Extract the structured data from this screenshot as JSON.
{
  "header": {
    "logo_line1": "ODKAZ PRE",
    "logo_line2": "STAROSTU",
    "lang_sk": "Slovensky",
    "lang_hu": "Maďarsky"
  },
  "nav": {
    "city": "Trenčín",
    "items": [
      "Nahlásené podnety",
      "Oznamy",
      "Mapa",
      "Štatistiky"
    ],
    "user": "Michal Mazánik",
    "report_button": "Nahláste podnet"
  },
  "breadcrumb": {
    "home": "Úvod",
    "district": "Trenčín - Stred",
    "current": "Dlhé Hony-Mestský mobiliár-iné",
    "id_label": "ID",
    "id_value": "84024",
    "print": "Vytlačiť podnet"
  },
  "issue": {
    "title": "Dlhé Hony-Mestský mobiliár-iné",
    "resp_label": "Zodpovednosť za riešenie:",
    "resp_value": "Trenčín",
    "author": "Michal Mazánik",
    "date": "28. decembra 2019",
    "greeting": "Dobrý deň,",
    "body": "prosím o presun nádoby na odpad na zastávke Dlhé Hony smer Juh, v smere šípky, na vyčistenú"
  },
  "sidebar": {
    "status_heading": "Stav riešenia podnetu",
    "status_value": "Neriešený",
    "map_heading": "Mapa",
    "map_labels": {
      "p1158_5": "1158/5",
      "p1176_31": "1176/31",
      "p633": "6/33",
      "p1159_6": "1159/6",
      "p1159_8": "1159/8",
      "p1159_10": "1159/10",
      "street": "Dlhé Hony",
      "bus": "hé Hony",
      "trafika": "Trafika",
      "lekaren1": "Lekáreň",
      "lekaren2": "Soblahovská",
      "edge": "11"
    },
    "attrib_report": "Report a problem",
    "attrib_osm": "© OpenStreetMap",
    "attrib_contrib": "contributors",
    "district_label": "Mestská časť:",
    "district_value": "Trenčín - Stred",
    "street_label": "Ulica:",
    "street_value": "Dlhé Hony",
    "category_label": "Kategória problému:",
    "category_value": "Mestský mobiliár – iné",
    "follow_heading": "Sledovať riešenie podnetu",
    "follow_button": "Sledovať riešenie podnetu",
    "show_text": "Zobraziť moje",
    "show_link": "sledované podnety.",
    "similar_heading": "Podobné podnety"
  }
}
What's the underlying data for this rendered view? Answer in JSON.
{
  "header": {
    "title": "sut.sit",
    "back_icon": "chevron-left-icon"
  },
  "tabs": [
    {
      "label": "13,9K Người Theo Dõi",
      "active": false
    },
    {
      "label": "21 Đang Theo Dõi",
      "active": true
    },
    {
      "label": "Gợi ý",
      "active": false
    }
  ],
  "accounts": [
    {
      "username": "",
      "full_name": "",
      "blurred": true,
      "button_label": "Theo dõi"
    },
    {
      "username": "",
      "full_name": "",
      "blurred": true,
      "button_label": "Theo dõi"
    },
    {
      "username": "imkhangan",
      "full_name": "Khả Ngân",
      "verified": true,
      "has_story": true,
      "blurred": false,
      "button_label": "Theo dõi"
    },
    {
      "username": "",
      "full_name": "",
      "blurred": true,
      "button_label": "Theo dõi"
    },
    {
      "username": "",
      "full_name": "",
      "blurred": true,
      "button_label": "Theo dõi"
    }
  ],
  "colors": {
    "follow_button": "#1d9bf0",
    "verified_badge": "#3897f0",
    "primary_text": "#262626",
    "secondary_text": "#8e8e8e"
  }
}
• • •
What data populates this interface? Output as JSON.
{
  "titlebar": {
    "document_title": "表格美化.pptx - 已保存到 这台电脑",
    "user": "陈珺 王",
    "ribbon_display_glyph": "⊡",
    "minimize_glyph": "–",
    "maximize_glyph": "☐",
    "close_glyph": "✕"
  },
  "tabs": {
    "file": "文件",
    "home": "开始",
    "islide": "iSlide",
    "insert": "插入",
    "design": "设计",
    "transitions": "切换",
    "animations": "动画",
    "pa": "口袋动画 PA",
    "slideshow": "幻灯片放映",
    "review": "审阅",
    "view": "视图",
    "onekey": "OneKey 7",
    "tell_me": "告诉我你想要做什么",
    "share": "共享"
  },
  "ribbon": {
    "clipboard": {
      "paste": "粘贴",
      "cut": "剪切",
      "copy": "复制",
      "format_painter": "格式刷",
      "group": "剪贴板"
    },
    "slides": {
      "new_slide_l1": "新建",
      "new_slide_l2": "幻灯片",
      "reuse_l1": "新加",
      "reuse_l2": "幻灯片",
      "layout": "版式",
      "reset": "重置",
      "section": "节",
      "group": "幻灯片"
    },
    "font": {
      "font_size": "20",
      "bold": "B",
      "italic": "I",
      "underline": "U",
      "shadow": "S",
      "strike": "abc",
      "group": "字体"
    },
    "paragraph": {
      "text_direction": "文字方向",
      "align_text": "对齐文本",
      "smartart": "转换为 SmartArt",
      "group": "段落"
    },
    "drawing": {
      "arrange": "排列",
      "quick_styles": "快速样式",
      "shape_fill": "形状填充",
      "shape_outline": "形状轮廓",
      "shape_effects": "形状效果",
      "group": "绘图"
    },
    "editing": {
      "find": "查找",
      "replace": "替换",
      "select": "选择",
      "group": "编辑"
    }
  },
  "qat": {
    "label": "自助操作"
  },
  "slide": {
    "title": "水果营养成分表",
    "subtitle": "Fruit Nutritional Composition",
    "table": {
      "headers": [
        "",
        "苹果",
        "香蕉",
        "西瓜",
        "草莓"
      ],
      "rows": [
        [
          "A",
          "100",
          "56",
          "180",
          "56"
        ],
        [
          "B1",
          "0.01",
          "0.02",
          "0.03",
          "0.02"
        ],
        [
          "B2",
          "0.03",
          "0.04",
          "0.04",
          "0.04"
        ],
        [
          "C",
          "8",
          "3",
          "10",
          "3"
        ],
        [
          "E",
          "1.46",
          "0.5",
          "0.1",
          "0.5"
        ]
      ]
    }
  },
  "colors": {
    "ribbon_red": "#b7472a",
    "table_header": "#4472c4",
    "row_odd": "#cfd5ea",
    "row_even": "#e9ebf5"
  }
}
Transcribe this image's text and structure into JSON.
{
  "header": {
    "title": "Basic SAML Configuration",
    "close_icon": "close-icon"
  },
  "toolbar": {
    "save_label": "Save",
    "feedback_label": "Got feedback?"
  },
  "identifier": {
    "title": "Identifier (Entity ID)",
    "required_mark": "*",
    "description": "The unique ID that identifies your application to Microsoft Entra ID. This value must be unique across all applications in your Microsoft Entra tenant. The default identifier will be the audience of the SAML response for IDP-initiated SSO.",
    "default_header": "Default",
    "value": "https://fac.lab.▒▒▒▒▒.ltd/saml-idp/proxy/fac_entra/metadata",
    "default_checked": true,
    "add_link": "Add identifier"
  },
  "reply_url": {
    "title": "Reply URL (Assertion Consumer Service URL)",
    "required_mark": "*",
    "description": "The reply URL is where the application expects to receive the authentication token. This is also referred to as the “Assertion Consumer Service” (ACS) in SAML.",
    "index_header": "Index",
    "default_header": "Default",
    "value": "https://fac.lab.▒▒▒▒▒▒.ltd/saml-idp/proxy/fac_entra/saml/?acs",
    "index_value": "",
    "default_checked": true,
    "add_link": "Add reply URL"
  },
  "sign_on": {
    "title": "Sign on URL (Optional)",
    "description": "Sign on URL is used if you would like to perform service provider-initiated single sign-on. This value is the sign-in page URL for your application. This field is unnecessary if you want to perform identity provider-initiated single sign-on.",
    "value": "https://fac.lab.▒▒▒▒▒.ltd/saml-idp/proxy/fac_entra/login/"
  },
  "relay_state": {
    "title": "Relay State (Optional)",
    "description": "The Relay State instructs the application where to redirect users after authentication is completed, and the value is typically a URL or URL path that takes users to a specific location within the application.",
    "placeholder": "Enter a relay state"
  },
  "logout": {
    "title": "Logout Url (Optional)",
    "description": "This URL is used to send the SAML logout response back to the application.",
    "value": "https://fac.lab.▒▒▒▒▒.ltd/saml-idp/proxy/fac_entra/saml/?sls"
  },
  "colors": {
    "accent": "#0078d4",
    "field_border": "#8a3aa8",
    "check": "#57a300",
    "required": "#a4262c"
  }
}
• • •
Find how many lines hold the string "https", and state that number alone.

● SOLUTION FOR THIS PROBLEM: 4